:: Job ::
Transcribe every entry word for word, leaving out all images.
________________________________________
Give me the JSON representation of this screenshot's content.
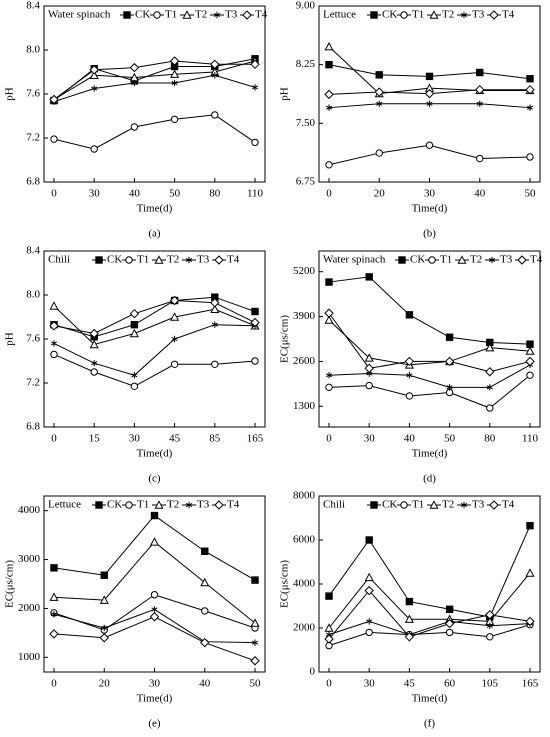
{
  "chart_data": [
    {
      "type": "line",
      "label": "(a)",
      "annotation": "Water spinach",
      "x_label": "Time(d)",
      "y_label": "pH",
      "categories": [
        "0",
        "30",
        "40",
        "50",
        "80",
        "110"
      ],
      "ylim": [
        6.8,
        8.4
      ],
      "yticks": [
        6.8,
        7.2,
        7.6,
        {
          "value": 8.0,
          "label": "8.0"
        },
        8.4
      ],
      "series": [
        {
          "name": "CK",
          "color": "#000000",
          "marker": "square",
          "values": [
            7.54,
            7.83,
            7.72,
            7.85,
            7.85,
            7.92
          ]
        },
        {
          "name": "T1",
          "color": "#000000",
          "marker": "circle",
          "values": [
            7.19,
            7.1,
            7.3,
            7.37,
            7.41,
            7.16
          ]
        },
        {
          "name": "T2",
          "color": "#000000",
          "marker": "triangle",
          "values": [
            7.55,
            7.77,
            7.75,
            7.78,
            7.8,
            7.9
          ]
        },
        {
          "name": "T3",
          "color": "#000000",
          "marker": "star",
          "values": [
            7.53,
            7.65,
            7.7,
            7.7,
            7.77,
            7.66
          ]
        },
        {
          "name": "T4",
          "color": "#000000",
          "marker": "diamond",
          "values": [
            7.55,
            7.82,
            7.84,
            7.9,
            7.87,
            7.87
          ]
        }
      ]
    },
    {
      "type": "line",
      "label": "(b)",
      "annotation": "Lettuce",
      "x_label": "Time(d)",
      "y_label": "pH",
      "categories": [
        "0",
        "20",
        "30",
        "40",
        "50"
      ],
      "ylim": [
        6.75,
        9.0
      ],
      "yticks": [
        6.75,
        {
          "value": 7.5,
          "label": "7.50"
        },
        8.25,
        {
          "value": 9.0,
          "label": "9.00"
        }
      ],
      "series": [
        {
          "name": "CK",
          "color": "#000000",
          "marker": "square",
          "values": [
            8.25,
            8.12,
            8.1,
            8.15,
            8.07
          ]
        },
        {
          "name": "T1",
          "color": "#000000",
          "marker": "circle",
          "values": [
            6.97,
            7.12,
            7.22,
            7.05,
            7.07
          ]
        },
        {
          "name": "T2",
          "color": "#000000",
          "marker": "triangle",
          "values": [
            8.48,
            7.88,
            7.95,
            7.92,
            7.92
          ]
        },
        {
          "name": "T3",
          "color": "#000000",
          "marker": "star",
          "values": [
            7.7,
            7.75,
            7.75,
            7.75,
            7.7
          ]
        },
        {
          "name": "T4",
          "color": "#000000",
          "marker": "diamond",
          "values": [
            7.87,
            7.9,
            7.88,
            7.93,
            7.93
          ]
        }
      ]
    },
    {
      "type": "line",
      "label": "(c)",
      "annotation": "Chili",
      "x_label": "Time(d)",
      "y_label": "pH",
      "categories": [
        "0",
        "15",
        "30",
        "45",
        "85",
        "165"
      ],
      "ylim": [
        6.8,
        8.4
      ],
      "yticks": [
        6.8,
        7.2,
        7.6,
        {
          "value": 8.0,
          "label": "8.0"
        },
        8.4
      ],
      "series": [
        {
          "name": "CK",
          "color": "#000000",
          "marker": "square",
          "values": [
            7.73,
            7.62,
            7.73,
            7.95,
            7.98,
            7.85
          ]
        },
        {
          "name": "T1",
          "color": "#000000",
          "marker": "circle",
          "values": [
            7.46,
            7.3,
            7.17,
            7.37,
            7.37,
            7.4
          ]
        },
        {
          "name": "T2",
          "color": "#000000",
          "marker": "triangle",
          "values": [
            7.9,
            7.55,
            7.65,
            7.8,
            7.87,
            7.72
          ]
        },
        {
          "name": "T3",
          "color": "#000000",
          "marker": "star",
          "values": [
            7.56,
            7.38,
            7.27,
            7.6,
            7.73,
            7.72
          ]
        },
        {
          "name": "T4",
          "color": "#000000",
          "marker": "diamond",
          "values": [
            7.72,
            7.65,
            7.83,
            7.95,
            7.93,
            7.75
          ]
        }
      ]
    },
    {
      "type": "line",
      "label": "(d)",
      "annotation": "Water spinach",
      "x_label": "Time(d)",
      "y_label": "EC(μs/cm)",
      "categories": [
        "0",
        "30",
        "40",
        "50",
        "80",
        "110"
      ],
      "ylim": [
        700,
        5800
      ],
      "yticks": [
        1300,
        2600,
        3900,
        5200
      ],
      "series": [
        {
          "name": "CK",
          "color": "#000000",
          "marker": "square",
          "values": [
            4900,
            5050,
            3950,
            3300,
            3150,
            3100
          ]
        },
        {
          "name": "T1",
          "color": "#000000",
          "marker": "circle",
          "values": [
            1850,
            1900,
            1600,
            1700,
            1250,
            2200
          ]
        },
        {
          "name": "T2",
          "color": "#000000",
          "marker": "triangle",
          "values": [
            3800,
            2700,
            2500,
            2600,
            3000,
            2900
          ]
        },
        {
          "name": "T3",
          "color": "#000000",
          "marker": "star",
          "values": [
            2200,
            2250,
            2200,
            1850,
            1850,
            2500
          ]
        },
        {
          "name": "T4",
          "color": "#000000",
          "marker": "diamond",
          "values": [
            4000,
            2400,
            2600,
            2600,
            2300,
            2600
          ]
        }
      ]
    },
    {
      "type": "line",
      "label": "(e)",
      "annotation": "Lettuce",
      "x_label": "Time(d)",
      "y_label": "EC(μs/cm)",
      "categories": [
        "0",
        "20",
        "30",
        "40",
        "50"
      ],
      "ylim": [
        700,
        4300
      ],
      "yticks": [
        1000,
        2000,
        3000,
        4000
      ],
      "series": [
        {
          "name": "CK",
          "color": "#000000",
          "marker": "square",
          "values": [
            2830,
            2680,
            3900,
            3170,
            2580
          ]
        },
        {
          "name": "T1",
          "color": "#000000",
          "marker": "circle",
          "values": [
            1910,
            1560,
            2280,
            1950,
            1600
          ]
        },
        {
          "name": "T2",
          "color": "#000000",
          "marker": "triangle",
          "values": [
            2230,
            2170,
            3360,
            2530,
            1700
          ]
        },
        {
          "name": "T3",
          "color": "#000000",
          "marker": "star",
          "values": [
            1880,
            1600,
            1980,
            1320,
            1300
          ]
        },
        {
          "name": "T4",
          "color": "#000000",
          "marker": "diamond",
          "values": [
            1480,
            1400,
            1830,
            1300,
            930
          ]
        }
      ]
    },
    {
      "type": "line",
      "label": "(f)",
      "annotation": "Chili",
      "x_label": "Time(d)",
      "y_label": "EC(μs/cm)",
      "categories": [
        "0",
        "30",
        "45",
        "60",
        "105",
        "165"
      ],
      "ylim": [
        0,
        8000
      ],
      "yticks": [
        0,
        2000,
        4000,
        6000,
        8000
      ],
      "series": [
        {
          "name": "CK",
          "color": "#000000",
          "marker": "square",
          "values": [
            3450,
            6000,
            3200,
            2850,
            2500,
            6650
          ]
        },
        {
          "name": "T1",
          "color": "#000000",
          "marker": "circle",
          "values": [
            1200,
            1800,
            1700,
            1800,
            1600,
            2150
          ]
        },
        {
          "name": "T2",
          "color": "#000000",
          "marker": "triangle",
          "values": [
            2000,
            4300,
            2400,
            2400,
            2300,
            4500
          ]
        },
        {
          "name": "T3",
          "color": "#000000",
          "marker": "star",
          "values": [
            1700,
            2300,
            1700,
            2300,
            2100,
            2200
          ]
        },
        {
          "name": "T4",
          "color": "#000000",
          "marker": "diamond",
          "values": [
            1500,
            3700,
            1600,
            2200,
            2600,
            2300
          ]
        }
      ]
    }
  ]
}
________________________________________
:: Completed exercise ::
Give me the JSON representation of this screenshot's content.
{
  "chart_data": [
    {
      "type": "line",
      "label": "(a)",
      "annotation": "Water spinach",
      "x_label": "Time(d)",
      "y_label": "pH",
      "categories": [
        "0",
        "30",
        "40",
        "50",
        "80",
        "110"
      ],
      "ylim": [
        6.8,
        8.4
      ],
      "yticks": [
        6.8,
        7.2,
        7.6,
        {
          "value": 8.0,
          "label": "8.0"
        },
        8.4
      ],
      "series": [
        {
          "name": "CK",
          "color": "#000000",
          "marker": "square",
          "values": [
            7.54,
            7.83,
            7.72,
            7.85,
            7.85,
            7.92
          ]
        },
        {
          "name": "T1",
          "color": "#000000",
          "marker": "circle",
          "values": [
            7.19,
            7.1,
            7.3,
            7.37,
            7.41,
            7.16
          ]
        },
        {
          "name": "T2",
          "color": "#000000",
          "marker": "triangle",
          "values": [
            7.55,
            7.77,
            7.75,
            7.78,
            7.8,
            7.9
          ]
        },
        {
          "name": "T3",
          "color": "#000000",
          "marker": "star",
          "values": [
            7.53,
            7.65,
            7.7,
            7.7,
            7.77,
            7.66
          ]
        },
        {
          "name": "T4",
          "color": "#000000",
          "marker": "diamond",
          "values": [
            7.55,
            7.82,
            7.84,
            7.9,
            7.87,
            7.87
          ]
        }
      ]
    },
    {
      "type": "line",
      "label": "(b)",
      "annotation": "Lettuce",
      "x_label": "Time(d)",
      "y_label": "pH",
      "categories": [
        "0",
        "20",
        "30",
        "40",
        "50"
      ],
      "ylim": [
        6.75,
        9.0
      ],
      "yticks": [
        6.75,
        {
          "value": 7.5,
          "label": "7.50"
        },
        8.25,
        {
          "value": 9.0,
          "label": "9.00"
        }
      ],
      "series": [
        {
          "name": "CK",
          "color": "#000000",
          "marker": "square",
          "values": [
            8.25,
            8.12,
            8.1,
            8.15,
            8.07
          ]
        },
        {
          "name": "T1",
          "color": "#000000",
          "marker": "circle",
          "values": [
            6.97,
            7.12,
            7.22,
            7.05,
            7.07
          ]
        },
        {
          "name": "T2",
          "color": "#000000",
          "marker": "triangle",
          "values": [
            8.48,
            7.88,
            7.95,
            7.92,
            7.92
          ]
        },
        {
          "name": "T3",
          "color": "#000000",
          "marker": "star",
          "values": [
            7.7,
            7.75,
            7.75,
            7.75,
            7.7
          ]
        },
        {
          "name": "T4",
          "color": "#000000",
          "marker": "diamond",
          "values": [
            7.87,
            7.9,
            7.88,
            7.93,
            7.93
          ]
        }
      ]
    },
    {
      "type": "line",
      "label": "(c)",
      "annotation": "Chili",
      "x_label": "Time(d)",
      "y_label": "pH",
      "categories": [
        "0",
        "15",
        "30",
        "45",
        "85",
        "165"
      ],
      "ylim": [
        6.8,
        8.4
      ],
      "yticks": [
        6.8,
        7.2,
        7.6,
        {
          "value": 8.0,
          "label": "8.0"
        },
        8.4
      ],
      "series": [
        {
          "name": "CK",
          "color": "#000000",
          "marker": "square",
          "values": [
            7.73,
            7.62,
            7.73,
            7.95,
            7.98,
            7.85
          ]
        },
        {
          "name": "T1",
          "color": "#000000",
          "marker": "circle",
          "values": [
            7.46,
            7.3,
            7.17,
            7.37,
            7.37,
            7.4
          ]
        },
        {
          "name": "T2",
          "color": "#000000",
          "marker": "triangle",
          "values": [
            7.9,
            7.55,
            7.65,
            7.8,
            7.87,
            7.72
          ]
        },
        {
          "name": "T3",
          "color": "#000000",
          "marker": "star",
          "values": [
            7.56,
            7.38,
            7.27,
            7.6,
            7.73,
            7.72
          ]
        },
        {
          "name": "T4",
          "color": "#000000",
          "marker": "diamond",
          "values": [
            7.72,
            7.65,
            7.83,
            7.95,
            7.93,
            7.75
          ]
        }
      ]
    },
    {
      "type": "line",
      "label": "(d)",
      "annotation": "Water spinach",
      "x_label": "Time(d)",
      "y_label": "EC(μs/cm)",
      "categories": [
        "0",
        "30",
        "40",
        "50",
        "80",
        "110"
      ],
      "ylim": [
        700,
        5800
      ],
      "yticks": [
        1300,
        2600,
        3900,
        5200
      ],
      "series": [
        {
          "name": "CK",
          "color": "#000000",
          "marker": "square",
          "values": [
            4900,
            5050,
            3950,
            3300,
            3150,
            3100
          ]
        },
        {
          "name": "T1",
          "color": "#000000",
          "marker": "circle",
          "values": [
            1850,
            1900,
            1600,
            1700,
            1250,
            2200
          ]
        },
        {
          "name": "T2",
          "color": "#000000",
          "marker": "triangle",
          "values": [
            3800,
            2700,
            2500,
            2600,
            3000,
            2900
          ]
        },
        {
          "name": "T3",
          "color": "#000000",
          "marker": "star",
          "values": [
            2200,
            2250,
            2200,
            1850,
            1850,
            2500
          ]
        },
        {
          "name": "T4",
          "color": "#000000",
          "marker": "diamond",
          "values": [
            4000,
            2400,
            2600,
            2600,
            2300,
            2600
          ]
        }
      ]
    },
    {
      "type": "line",
      "label": "(e)",
      "annotation": "Lettuce",
      "x_label": "Time(d)",
      "y_label": "EC(μs/cm)",
      "categories": [
        "0",
        "20",
        "30",
        "40",
        "50"
      ],
      "ylim": [
        700,
        4300
      ],
      "yticks": [
        1000,
        2000,
        3000,
        4000
      ],
      "series": [
        {
          "name": "CK",
          "color": "#000000",
          "marker": "square",
          "values": [
            2830,
            2680,
            3900,
            3170,
            2580
          ]
        },
        {
          "name": "T1",
          "color": "#000000",
          "marker": "circle",
          "values": [
            1910,
            1560,
            2280,
            1950,
            1600
          ]
        },
        {
          "name": "T2",
          "color": "#000000",
          "marker": "triangle",
          "values": [
            2230,
            2170,
            3360,
            2530,
            1700
          ]
        },
        {
          "name": "T3",
          "color": "#000000",
          "marker": "star",
          "values": [
            1880,
            1600,
            1980,
            1320,
            1300
          ]
        },
        {
          "name": "T4",
          "color": "#000000",
          "marker": "diamond",
          "values": [
            1480,
            1400,
            1830,
            1300,
            930
          ]
        }
      ]
    },
    {
      "type": "line",
      "label": "(f)",
      "annotation": "Chili",
      "x_label": "Time(d)",
      "y_label": "EC(μs/cm)",
      "categories": [
        "0",
        "30",
        "45",
        "60",
        "105",
        "165"
      ],
      "ylim": [
        0,
        8000
      ],
      "yticks": [
        0,
        2000,
        4000,
        6000,
        8000
      ],
      "series": [
        {
          "name": "CK",
          "color": "#000000",
          "marker": "square",
          "values": [
            3450,
            6000,
            3200,
            2850,
            2500,
            6650
          ]
        },
        {
          "name": "T1",
          "color": "#000000",
          "marker": "circle",
          "values": [
            1200,
            1800,
            1700,
            1800,
            1600,
            2150
          ]
        },
        {
          "name": "T2",
          "color": "#000000",
          "marker": "triangle",
          "values": [
            2000,
            4300,
            2400,
            2400,
            2300,
            4500
          ]
        },
        {
          "name": "T3",
          "color": "#000000",
          "marker": "star",
          "values": [
            1700,
            2300,
            1700,
            2300,
            2100,
            2200
          ]
        },
        {
          "name": "T4",
          "color": "#000000",
          "marker": "diamond",
          "values": [
            1500,
            3700,
            1600,
            2200,
            2600,
            2300
          ]
        }
      ]
    }
  ]
}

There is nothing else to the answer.